**What is required**.
Across the listing below, how many lines have the word "determined" in them? Provide only the number.

------ Record extracts ------

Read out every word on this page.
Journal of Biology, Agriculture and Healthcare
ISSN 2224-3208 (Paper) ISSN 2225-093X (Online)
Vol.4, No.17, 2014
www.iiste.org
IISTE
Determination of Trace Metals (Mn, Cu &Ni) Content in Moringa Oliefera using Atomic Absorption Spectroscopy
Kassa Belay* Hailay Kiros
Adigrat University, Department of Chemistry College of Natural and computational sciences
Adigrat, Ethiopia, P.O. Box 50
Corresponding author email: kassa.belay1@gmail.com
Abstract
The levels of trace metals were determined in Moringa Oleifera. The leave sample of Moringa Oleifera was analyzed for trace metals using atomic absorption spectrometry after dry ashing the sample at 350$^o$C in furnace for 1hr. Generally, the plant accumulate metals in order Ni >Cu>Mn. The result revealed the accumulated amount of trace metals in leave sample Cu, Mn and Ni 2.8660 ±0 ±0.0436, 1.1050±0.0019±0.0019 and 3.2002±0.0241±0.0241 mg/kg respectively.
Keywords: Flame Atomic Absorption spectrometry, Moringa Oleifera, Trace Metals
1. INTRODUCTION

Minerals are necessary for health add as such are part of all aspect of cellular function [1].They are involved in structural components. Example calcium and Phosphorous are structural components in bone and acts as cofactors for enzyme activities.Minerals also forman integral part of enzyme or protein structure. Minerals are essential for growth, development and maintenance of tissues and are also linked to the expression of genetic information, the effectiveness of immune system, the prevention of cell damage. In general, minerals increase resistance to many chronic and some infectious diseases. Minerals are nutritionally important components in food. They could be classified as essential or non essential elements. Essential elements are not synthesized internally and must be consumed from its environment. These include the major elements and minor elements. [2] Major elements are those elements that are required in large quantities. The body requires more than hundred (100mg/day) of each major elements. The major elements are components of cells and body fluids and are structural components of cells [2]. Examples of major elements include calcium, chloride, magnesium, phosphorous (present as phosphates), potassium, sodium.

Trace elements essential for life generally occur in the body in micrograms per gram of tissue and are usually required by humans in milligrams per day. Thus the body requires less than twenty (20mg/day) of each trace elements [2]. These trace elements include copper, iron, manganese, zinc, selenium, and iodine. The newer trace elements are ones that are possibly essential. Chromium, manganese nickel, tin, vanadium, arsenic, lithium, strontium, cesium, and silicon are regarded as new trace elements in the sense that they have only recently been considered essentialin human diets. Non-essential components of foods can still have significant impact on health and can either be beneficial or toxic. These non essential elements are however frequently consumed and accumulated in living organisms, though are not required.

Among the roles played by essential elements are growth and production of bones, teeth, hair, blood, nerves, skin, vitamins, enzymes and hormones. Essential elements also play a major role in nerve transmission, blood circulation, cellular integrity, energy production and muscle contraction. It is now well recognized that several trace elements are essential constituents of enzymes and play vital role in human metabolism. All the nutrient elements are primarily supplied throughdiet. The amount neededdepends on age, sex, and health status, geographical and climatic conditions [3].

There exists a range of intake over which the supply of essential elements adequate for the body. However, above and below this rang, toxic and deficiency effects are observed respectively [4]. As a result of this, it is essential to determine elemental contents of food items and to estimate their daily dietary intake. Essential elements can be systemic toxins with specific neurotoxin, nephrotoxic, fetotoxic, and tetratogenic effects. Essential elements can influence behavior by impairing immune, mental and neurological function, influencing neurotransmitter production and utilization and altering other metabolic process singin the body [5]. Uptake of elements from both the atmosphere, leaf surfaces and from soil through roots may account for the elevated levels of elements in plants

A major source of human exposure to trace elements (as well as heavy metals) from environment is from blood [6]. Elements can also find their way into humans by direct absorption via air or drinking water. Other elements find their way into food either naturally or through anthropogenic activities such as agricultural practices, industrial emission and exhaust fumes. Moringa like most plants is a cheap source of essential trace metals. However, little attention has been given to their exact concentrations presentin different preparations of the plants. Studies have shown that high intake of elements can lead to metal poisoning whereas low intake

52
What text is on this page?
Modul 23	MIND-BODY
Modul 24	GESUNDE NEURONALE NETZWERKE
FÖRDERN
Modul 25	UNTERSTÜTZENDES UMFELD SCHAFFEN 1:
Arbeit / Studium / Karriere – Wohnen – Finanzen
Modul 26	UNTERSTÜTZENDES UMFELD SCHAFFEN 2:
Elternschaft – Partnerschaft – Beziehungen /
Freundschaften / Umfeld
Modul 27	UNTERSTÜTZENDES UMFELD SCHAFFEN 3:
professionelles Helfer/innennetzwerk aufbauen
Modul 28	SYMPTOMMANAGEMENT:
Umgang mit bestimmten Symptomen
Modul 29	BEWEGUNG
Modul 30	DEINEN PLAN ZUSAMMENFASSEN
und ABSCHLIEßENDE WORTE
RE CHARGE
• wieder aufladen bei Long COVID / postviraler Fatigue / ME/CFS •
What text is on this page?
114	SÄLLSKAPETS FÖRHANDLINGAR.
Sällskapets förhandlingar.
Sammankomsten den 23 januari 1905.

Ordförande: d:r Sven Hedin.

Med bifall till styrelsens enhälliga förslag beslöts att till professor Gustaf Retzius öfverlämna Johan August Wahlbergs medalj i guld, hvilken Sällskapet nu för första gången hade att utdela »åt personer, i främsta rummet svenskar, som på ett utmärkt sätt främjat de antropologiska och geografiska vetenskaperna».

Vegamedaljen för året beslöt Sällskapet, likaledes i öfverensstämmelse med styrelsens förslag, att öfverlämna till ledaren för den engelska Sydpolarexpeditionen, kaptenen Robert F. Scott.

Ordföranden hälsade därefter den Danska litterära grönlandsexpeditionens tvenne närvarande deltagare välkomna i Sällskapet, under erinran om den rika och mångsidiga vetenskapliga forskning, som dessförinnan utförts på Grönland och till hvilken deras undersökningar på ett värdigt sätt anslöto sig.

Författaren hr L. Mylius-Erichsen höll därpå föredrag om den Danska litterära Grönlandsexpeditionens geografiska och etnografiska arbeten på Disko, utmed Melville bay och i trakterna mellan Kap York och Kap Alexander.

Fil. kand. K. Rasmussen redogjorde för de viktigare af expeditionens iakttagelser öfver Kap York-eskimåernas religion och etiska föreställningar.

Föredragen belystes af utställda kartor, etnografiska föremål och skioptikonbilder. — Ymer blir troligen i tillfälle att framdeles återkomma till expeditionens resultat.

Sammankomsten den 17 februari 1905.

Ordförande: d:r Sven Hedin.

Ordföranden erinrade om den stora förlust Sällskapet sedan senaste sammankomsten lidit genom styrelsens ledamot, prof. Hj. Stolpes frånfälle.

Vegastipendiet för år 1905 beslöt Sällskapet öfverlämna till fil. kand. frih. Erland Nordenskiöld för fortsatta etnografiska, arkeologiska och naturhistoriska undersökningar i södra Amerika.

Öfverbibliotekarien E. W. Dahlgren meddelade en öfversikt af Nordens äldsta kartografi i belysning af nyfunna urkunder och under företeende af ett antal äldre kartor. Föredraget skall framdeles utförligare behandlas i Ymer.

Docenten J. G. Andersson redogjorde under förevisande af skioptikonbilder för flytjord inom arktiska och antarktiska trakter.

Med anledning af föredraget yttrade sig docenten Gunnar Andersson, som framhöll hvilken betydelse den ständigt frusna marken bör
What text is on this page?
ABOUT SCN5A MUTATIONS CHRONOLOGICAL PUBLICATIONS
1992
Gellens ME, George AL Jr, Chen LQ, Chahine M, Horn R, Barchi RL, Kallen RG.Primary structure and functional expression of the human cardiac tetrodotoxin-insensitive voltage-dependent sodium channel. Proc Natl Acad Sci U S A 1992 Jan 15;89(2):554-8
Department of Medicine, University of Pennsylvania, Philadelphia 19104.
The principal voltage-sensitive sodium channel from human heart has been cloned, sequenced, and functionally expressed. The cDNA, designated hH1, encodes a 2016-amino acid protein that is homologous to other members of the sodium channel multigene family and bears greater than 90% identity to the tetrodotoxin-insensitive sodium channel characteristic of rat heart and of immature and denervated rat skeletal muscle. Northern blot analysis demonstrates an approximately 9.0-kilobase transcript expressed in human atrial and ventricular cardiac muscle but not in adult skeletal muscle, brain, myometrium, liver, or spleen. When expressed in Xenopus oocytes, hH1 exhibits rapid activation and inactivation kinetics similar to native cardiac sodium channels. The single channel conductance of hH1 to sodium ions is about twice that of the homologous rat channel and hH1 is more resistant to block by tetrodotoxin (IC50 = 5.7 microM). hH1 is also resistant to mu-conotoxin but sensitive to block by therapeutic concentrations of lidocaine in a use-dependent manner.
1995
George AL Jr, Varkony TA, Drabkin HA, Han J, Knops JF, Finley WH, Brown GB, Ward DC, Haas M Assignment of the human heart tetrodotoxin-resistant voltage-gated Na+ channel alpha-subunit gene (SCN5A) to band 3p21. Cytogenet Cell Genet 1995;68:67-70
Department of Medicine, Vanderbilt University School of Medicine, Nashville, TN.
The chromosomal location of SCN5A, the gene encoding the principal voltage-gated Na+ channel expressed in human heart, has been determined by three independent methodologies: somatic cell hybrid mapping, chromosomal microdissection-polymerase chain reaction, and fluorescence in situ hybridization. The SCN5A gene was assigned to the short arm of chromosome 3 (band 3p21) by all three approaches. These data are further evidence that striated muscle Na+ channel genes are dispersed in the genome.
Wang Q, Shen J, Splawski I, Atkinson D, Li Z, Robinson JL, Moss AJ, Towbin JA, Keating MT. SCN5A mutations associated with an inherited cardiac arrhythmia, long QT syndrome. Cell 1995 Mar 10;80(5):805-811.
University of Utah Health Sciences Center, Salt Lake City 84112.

------

**Exercise response**.
2